_What you will do_:
Look through the data below. Show each line where the string "that" occurs.

─── Material to process ───

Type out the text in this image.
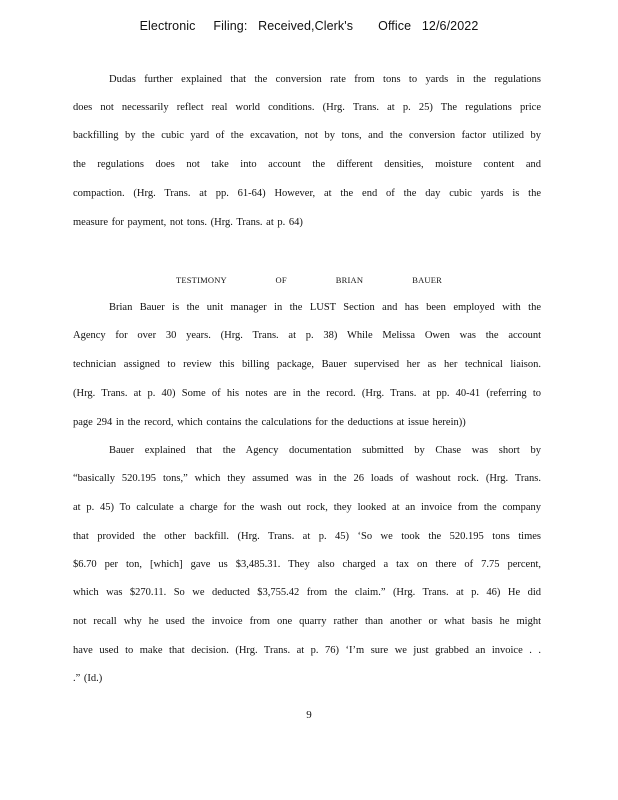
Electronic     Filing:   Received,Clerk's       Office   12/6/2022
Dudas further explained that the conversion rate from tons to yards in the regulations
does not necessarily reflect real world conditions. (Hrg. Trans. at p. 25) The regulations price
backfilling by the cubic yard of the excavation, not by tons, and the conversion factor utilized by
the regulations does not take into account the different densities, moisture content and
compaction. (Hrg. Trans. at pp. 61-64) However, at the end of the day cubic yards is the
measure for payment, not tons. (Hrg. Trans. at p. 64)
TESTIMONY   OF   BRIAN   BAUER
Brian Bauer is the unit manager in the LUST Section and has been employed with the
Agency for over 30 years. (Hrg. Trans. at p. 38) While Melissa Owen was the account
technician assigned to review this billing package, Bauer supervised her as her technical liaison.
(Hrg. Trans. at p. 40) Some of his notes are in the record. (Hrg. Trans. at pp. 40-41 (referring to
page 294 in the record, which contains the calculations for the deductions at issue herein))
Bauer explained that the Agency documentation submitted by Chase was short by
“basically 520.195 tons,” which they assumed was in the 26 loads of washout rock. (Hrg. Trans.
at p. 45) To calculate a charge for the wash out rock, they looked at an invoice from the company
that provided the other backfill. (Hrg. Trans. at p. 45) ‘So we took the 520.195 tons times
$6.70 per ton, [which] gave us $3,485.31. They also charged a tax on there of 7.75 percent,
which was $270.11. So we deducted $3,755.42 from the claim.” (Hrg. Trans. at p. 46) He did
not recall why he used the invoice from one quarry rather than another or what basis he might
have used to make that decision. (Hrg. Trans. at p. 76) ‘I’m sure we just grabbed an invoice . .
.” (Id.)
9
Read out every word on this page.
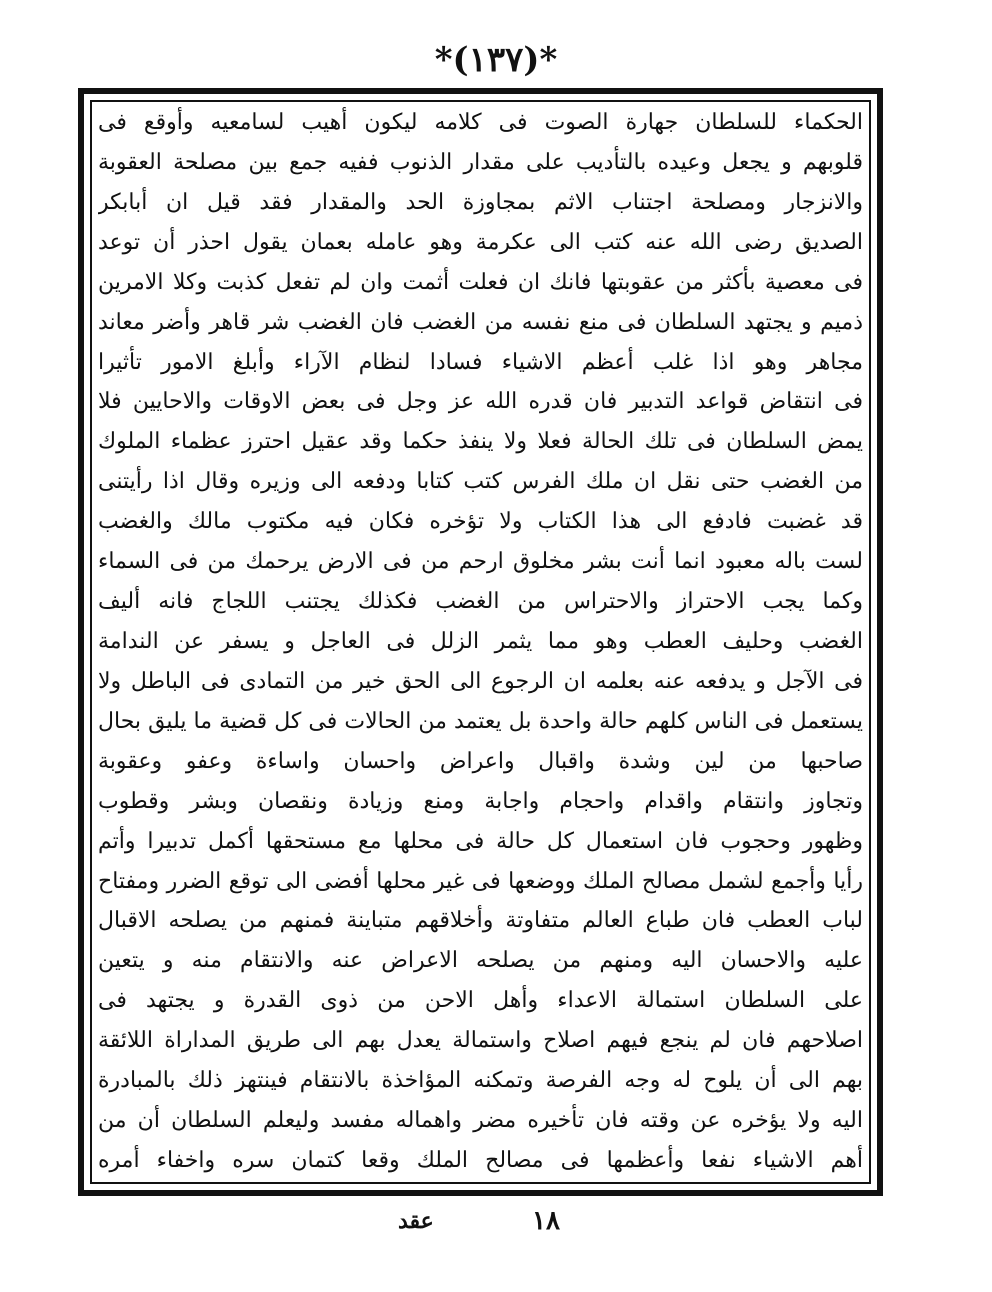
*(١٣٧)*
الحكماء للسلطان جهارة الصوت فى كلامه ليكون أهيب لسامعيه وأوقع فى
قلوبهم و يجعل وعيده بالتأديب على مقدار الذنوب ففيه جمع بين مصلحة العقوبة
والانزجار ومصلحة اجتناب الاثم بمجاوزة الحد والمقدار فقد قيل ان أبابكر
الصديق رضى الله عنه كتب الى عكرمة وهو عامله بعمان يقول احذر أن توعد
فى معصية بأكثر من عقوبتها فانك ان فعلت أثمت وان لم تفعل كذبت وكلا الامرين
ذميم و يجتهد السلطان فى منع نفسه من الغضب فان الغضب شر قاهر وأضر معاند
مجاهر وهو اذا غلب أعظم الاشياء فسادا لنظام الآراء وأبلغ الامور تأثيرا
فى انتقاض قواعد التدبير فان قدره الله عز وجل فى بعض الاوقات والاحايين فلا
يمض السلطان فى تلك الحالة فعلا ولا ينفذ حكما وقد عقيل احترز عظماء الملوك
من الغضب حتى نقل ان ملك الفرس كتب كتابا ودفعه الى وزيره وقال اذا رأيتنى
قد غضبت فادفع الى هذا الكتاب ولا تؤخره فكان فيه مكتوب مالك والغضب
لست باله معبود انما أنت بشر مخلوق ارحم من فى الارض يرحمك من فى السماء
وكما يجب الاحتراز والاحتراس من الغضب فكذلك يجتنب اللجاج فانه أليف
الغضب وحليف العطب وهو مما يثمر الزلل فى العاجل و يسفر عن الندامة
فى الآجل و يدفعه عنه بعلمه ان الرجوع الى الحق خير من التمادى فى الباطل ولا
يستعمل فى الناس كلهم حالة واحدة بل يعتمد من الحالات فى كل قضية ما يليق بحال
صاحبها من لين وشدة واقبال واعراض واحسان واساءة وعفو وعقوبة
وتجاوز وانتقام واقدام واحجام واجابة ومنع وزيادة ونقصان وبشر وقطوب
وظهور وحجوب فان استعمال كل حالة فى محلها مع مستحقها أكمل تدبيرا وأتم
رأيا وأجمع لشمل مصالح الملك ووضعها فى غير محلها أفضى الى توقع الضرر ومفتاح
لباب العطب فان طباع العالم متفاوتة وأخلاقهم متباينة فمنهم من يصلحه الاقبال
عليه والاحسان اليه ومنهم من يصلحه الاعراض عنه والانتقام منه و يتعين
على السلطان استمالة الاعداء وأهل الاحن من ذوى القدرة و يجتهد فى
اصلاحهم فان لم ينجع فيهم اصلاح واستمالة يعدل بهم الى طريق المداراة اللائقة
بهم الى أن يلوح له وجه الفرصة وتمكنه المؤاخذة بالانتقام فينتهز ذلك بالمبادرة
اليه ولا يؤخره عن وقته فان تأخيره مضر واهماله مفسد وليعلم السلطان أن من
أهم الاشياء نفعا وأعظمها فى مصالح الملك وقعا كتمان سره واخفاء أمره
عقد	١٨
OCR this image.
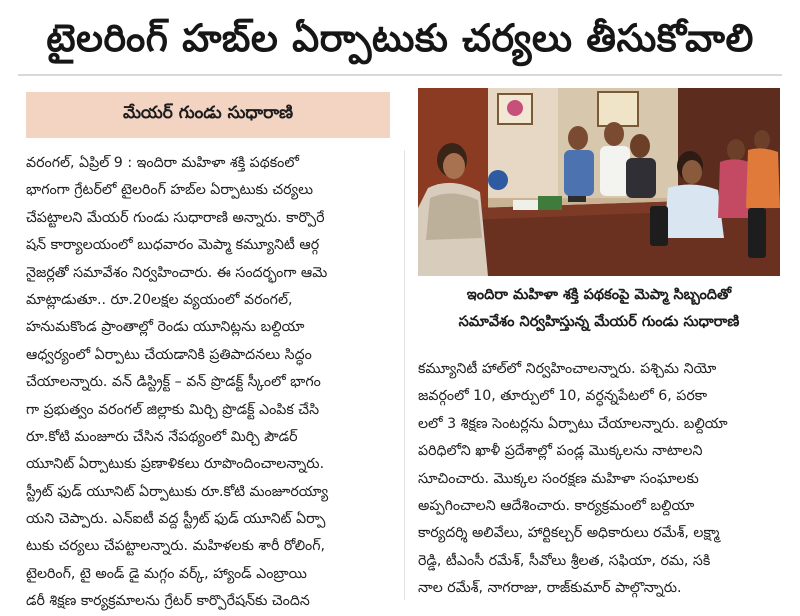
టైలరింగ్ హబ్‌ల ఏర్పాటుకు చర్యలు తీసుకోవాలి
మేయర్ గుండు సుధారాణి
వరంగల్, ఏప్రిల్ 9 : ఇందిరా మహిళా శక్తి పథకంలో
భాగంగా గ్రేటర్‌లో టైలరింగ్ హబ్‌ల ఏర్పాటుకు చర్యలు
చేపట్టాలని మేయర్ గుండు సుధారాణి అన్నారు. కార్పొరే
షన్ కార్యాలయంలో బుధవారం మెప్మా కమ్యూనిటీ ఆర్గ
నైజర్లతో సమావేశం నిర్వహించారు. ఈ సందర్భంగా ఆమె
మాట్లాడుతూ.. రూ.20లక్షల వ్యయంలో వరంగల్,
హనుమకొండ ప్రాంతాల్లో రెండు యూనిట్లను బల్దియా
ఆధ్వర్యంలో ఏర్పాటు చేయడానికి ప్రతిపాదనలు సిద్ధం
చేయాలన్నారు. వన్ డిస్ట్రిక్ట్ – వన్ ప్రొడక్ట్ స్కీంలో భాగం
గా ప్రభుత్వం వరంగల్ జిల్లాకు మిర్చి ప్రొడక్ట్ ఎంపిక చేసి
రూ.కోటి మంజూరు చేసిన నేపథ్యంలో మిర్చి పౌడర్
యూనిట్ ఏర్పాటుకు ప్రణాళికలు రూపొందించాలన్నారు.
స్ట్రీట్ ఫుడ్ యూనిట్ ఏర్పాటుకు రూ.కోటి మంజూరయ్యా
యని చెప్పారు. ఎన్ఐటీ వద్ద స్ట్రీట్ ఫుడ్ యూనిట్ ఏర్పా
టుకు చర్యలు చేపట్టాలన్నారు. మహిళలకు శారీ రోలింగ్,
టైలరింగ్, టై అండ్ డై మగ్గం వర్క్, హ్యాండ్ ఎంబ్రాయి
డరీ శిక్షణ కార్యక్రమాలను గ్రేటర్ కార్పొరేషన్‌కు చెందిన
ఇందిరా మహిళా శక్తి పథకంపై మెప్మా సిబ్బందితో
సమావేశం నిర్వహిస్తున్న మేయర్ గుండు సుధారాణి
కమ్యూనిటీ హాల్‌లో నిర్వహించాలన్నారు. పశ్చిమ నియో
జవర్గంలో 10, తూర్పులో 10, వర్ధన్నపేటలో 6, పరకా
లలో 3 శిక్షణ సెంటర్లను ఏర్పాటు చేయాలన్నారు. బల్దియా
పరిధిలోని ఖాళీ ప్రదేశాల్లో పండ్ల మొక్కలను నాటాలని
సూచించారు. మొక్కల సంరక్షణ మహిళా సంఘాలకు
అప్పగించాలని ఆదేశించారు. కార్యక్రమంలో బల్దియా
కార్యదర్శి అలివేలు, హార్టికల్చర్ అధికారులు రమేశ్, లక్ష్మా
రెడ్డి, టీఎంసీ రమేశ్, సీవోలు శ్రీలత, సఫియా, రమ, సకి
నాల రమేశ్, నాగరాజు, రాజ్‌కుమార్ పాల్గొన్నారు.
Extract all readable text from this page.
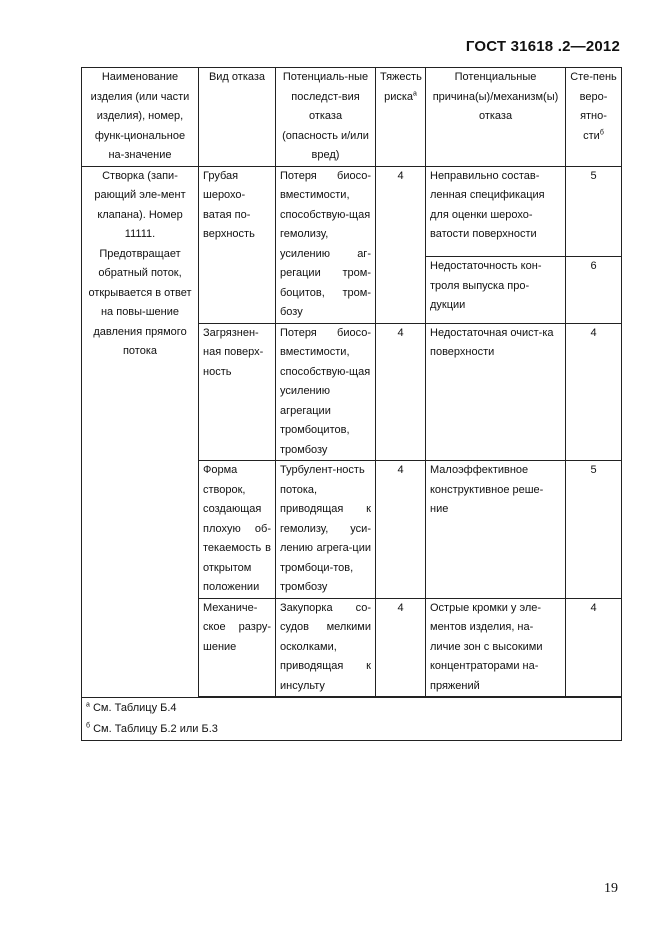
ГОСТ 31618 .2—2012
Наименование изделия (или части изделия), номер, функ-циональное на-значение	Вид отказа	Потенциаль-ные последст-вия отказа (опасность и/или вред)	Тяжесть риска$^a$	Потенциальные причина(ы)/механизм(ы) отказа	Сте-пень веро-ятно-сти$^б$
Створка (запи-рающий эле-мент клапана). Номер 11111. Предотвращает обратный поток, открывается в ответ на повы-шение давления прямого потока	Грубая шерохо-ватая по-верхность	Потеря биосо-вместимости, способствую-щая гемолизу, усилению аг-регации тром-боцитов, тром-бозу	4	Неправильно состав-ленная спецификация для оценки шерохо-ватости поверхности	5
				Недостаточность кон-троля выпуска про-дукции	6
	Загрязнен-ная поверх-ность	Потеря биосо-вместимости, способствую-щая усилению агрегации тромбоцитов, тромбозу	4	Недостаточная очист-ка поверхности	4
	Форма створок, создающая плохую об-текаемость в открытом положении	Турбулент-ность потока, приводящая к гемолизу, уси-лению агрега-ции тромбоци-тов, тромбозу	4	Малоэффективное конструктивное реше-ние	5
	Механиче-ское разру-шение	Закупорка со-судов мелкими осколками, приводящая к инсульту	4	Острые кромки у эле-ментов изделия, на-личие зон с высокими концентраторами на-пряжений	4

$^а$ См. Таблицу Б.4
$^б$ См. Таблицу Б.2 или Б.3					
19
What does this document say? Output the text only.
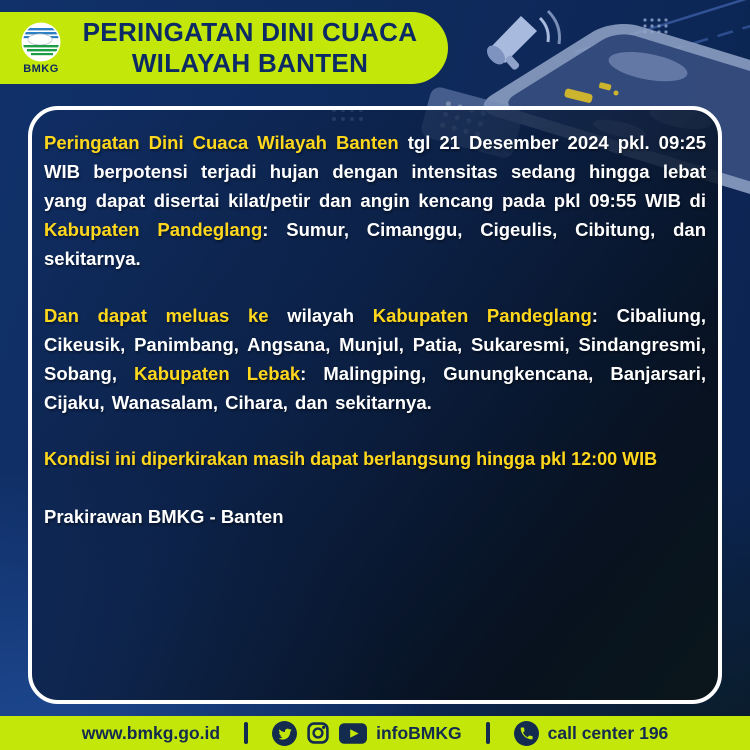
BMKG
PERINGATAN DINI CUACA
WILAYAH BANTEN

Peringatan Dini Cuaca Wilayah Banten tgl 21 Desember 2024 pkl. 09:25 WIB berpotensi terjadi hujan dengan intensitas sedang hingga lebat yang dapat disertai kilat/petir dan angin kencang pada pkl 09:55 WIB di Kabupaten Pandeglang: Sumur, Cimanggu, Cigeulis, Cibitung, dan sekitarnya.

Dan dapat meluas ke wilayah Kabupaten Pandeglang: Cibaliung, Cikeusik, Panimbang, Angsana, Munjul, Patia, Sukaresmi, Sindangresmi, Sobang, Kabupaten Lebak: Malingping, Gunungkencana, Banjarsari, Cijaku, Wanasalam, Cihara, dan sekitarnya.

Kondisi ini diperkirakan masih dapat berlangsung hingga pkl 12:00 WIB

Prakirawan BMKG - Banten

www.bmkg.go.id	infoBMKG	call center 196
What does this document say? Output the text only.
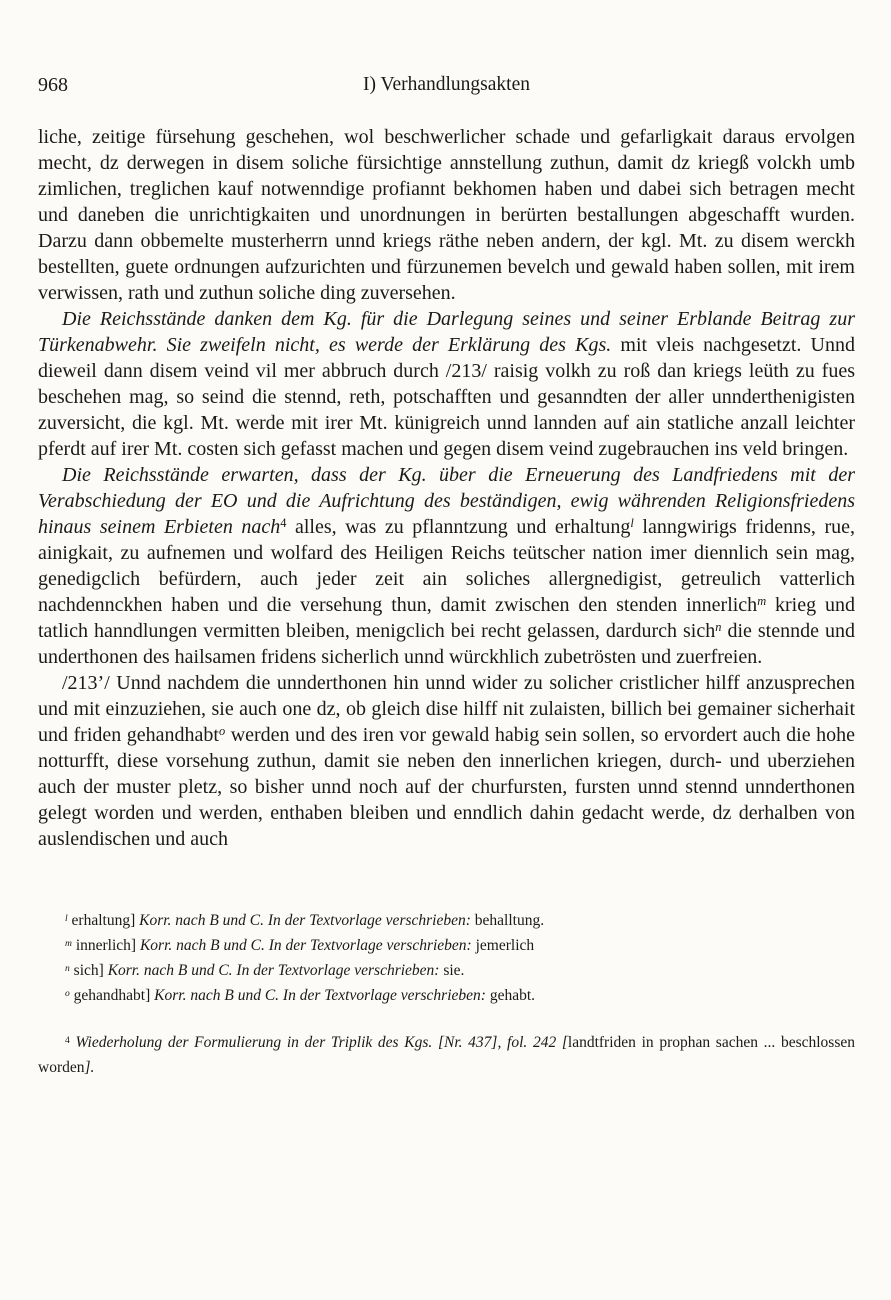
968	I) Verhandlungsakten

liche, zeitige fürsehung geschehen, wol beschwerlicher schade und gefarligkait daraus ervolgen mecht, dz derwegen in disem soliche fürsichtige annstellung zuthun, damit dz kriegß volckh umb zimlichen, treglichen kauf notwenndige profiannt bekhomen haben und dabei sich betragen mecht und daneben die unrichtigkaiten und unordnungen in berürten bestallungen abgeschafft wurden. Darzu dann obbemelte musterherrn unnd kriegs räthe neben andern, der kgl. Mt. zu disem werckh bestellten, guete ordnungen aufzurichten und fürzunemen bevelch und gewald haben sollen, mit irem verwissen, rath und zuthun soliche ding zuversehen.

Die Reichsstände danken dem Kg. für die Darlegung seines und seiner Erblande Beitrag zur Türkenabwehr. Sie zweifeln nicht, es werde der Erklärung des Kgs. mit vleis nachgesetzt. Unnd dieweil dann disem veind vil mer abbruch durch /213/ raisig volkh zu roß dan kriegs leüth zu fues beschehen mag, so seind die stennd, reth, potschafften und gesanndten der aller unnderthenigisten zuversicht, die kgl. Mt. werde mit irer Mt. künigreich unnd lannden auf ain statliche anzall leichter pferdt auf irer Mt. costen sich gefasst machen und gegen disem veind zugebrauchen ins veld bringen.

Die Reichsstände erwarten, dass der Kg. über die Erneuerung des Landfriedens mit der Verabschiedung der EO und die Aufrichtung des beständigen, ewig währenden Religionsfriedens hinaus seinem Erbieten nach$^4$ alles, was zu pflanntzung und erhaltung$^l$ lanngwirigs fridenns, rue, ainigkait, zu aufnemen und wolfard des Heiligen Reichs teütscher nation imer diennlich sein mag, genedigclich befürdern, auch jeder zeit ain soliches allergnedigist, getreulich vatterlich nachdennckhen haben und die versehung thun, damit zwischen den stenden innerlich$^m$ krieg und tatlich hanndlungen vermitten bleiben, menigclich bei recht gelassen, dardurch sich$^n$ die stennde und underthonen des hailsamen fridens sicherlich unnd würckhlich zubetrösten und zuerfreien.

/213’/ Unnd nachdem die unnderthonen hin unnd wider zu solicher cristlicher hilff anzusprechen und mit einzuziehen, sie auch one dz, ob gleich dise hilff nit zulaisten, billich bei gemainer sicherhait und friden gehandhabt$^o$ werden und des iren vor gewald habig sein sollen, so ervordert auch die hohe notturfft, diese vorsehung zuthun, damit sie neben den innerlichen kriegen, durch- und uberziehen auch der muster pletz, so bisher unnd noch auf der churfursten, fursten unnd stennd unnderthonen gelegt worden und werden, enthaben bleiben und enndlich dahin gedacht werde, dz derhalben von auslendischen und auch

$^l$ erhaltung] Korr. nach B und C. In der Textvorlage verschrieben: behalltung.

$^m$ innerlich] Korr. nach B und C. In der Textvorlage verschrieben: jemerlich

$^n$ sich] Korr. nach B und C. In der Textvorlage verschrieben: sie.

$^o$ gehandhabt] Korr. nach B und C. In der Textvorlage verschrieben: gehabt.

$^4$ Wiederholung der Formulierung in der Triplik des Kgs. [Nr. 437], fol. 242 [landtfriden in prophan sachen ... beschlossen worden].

───

_Result_:
Dudas further explained that the conversion rate from tons to yards in the regulations
Bauer explained that the Agency documentation submitted by Chase was short by
that provided the other backfill. (Hrg. Trans. at p. 45) ‘So we took the 520.195 tons times
have used to make that decision. (Hrg. Trans. at p. 76) ‘I’m sure we just grabbed an invoice . .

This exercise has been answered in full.